SHORT EXERCISE.
What is the number of lines in these entries that contain "index"? State it alone.

LISTED ENTRIES.
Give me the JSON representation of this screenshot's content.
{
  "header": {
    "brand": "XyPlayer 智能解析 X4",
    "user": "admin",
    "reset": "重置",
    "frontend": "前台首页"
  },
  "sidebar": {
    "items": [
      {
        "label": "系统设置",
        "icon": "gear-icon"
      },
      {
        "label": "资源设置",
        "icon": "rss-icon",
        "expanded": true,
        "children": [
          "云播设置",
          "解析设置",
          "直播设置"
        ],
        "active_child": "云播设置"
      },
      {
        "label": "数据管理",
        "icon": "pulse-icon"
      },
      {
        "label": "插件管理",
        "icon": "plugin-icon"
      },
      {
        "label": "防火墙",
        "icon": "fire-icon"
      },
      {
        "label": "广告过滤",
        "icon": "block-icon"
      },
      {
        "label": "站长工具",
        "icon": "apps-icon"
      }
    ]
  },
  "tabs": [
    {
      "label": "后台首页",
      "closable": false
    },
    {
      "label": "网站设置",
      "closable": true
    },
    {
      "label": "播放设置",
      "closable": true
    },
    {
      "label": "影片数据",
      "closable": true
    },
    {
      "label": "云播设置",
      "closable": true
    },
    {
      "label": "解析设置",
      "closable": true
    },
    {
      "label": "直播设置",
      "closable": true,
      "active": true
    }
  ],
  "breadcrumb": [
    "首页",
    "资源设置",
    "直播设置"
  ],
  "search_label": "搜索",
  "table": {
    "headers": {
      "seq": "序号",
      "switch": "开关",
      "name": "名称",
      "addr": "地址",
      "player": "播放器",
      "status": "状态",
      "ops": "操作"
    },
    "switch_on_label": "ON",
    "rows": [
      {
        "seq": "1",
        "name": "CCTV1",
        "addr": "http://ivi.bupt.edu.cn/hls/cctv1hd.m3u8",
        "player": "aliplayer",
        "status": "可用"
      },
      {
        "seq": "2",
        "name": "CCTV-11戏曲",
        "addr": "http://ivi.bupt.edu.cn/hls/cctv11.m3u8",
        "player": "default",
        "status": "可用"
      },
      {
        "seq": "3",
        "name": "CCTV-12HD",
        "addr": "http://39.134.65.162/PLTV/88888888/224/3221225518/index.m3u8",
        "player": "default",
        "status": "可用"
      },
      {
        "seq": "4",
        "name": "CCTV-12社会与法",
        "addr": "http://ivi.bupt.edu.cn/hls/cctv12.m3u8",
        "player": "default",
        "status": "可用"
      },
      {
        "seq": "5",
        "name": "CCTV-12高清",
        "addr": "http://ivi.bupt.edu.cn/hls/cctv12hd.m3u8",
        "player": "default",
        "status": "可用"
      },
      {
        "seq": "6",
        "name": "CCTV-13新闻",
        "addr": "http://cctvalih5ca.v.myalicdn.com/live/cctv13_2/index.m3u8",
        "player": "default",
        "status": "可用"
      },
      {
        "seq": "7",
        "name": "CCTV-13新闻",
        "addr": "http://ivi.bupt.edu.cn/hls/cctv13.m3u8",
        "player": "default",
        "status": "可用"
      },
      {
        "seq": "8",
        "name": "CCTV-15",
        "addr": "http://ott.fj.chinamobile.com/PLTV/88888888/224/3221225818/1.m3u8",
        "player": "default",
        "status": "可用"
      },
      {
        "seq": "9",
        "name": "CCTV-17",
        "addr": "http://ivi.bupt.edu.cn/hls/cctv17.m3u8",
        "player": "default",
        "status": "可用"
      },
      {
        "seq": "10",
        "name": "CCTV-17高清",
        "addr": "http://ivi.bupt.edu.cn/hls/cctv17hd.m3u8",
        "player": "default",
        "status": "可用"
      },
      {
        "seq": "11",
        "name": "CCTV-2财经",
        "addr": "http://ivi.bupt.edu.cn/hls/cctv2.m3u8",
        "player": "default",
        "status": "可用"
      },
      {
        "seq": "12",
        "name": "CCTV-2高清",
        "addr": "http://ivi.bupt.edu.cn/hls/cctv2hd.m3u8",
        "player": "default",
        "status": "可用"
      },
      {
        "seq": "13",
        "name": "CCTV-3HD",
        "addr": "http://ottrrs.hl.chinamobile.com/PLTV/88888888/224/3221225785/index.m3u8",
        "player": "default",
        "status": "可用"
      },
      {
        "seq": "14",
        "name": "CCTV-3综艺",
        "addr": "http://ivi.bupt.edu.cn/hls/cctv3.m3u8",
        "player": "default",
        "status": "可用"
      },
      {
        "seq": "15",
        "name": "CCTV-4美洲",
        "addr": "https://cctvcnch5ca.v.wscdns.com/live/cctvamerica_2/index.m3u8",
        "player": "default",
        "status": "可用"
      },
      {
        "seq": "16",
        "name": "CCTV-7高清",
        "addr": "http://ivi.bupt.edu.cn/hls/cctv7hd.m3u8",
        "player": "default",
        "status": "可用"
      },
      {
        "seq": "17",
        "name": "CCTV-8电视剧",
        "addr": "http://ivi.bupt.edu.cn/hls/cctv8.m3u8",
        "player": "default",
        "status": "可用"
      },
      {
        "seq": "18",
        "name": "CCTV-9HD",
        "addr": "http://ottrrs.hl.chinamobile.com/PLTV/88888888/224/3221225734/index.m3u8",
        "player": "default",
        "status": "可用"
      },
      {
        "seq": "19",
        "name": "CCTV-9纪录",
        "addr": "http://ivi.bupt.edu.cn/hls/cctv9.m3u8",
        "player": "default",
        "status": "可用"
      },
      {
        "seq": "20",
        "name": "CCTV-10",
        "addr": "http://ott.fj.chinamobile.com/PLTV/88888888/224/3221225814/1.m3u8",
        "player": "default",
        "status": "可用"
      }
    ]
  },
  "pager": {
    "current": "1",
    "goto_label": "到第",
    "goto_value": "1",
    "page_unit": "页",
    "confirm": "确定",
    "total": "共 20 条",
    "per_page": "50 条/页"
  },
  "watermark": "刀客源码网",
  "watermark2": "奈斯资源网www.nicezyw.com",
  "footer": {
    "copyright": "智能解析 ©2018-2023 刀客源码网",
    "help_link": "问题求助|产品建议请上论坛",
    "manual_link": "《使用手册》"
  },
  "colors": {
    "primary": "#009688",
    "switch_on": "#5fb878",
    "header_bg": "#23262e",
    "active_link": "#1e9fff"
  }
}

WRITTEN REPLY.
5